--- Given records ---

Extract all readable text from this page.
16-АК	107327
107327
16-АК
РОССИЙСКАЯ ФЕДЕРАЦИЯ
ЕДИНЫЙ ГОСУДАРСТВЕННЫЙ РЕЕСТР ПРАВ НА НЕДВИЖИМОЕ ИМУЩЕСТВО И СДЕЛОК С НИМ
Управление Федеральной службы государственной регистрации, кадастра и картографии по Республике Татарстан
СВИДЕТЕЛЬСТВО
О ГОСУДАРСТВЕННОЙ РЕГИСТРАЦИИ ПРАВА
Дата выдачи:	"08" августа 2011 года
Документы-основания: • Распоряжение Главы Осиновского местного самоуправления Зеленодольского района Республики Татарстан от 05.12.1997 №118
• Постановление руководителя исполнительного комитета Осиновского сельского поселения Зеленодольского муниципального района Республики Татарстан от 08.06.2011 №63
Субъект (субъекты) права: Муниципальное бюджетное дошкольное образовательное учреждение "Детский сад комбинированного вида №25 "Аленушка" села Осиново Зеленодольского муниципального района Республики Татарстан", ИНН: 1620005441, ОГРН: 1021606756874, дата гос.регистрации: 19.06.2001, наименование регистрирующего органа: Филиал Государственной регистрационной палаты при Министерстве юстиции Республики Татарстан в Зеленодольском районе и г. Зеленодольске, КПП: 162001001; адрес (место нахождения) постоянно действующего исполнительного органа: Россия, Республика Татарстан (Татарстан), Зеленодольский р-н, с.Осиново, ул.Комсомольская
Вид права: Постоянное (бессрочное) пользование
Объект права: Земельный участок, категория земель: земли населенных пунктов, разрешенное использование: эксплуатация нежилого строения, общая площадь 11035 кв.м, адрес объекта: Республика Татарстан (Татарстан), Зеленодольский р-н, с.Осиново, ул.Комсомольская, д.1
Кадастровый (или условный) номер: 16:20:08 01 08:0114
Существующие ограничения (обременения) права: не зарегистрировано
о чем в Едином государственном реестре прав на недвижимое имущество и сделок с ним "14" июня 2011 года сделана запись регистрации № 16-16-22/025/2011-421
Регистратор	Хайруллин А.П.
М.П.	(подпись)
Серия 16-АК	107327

---

The data above must be returned in full, exactly as written.

Solution for this problem:
Extract all readable text from this page.
16-АК	107327
107327
16-АК
РОССИЙСКАЯ ФЕДЕРАЦИЯ
ЕДИНЫЙ ГОСУДАРСТВЕННЫЙ РЕЕСТР ПРАВ НА НЕДВИЖИМОЕ ИМУЩЕСТВО И СДЕЛОК С НИМ
Управление Федеральной службы государственной регистрации, кадастра и картографии по Республике Татарстан
СВИДЕТЕЛЬСТВО
О ГОСУДАРСТВЕННОЙ РЕГИСТРАЦИИ ПРАВА
Дата выдачи:	"08" августа 2011 года
Документы-основания: • Распоряжение Главы Осиновского местного самоуправления Зеленодольского района Республики Татарстан от 05.12.1997 №118
• Постановление руководителя исполнительного комитета Осиновского сельского поселения Зеленодольского муниципального района Республики Татарстан от 08.06.2011 №63
Субъект (субъекты) права: Муниципальное бюджетное дошкольное образовательное учреждение "Детский сад комбинированного вида №25 "Аленушка" села Осиново Зеленодольского муниципального района Республики Татарстан", ИНН: 1620005441, ОГРН: 1021606756874, дата гос.регистрации: 19.06.2001, наименование регистрирующего органа: Филиал Государственной регистрационной палаты при Министерстве юстиции Республики Татарстан в Зеленодольском районе и г. Зеленодольске, КПП: 162001001; адрес (место нахождения) постоянно действующего исполнительного органа: Россия, Республика Татарстан (Татарстан), Зеленодольский р-н, с.Осиново, ул.Комсомольская
Вид права: Постоянное (бессрочное) пользование
Объект права: Земельный участок, категория земель: земли населенных пунктов, разрешенное использование: эксплуатация нежилого строения, общая площадь 11035 кв.м, адрес объекта: Республика Татарстан (Татарстан), Зеленодольский р-н, с.Осиново, ул.Комсомольская, д.1
Кадастровый (или условный) номер: 16:20:08 01 08:0114
Существующие ограничения (обременения) права: не зарегистрировано
о чем в Едином государственном реестре прав на недвижимое имущество и сделок с ним "14" июня 2011 года сделана запись регистрации № 16-16-22/025/2011-421
Регистратор	Хайруллин А.П.
М.П.	(подпись)
Серия 16-АК	107327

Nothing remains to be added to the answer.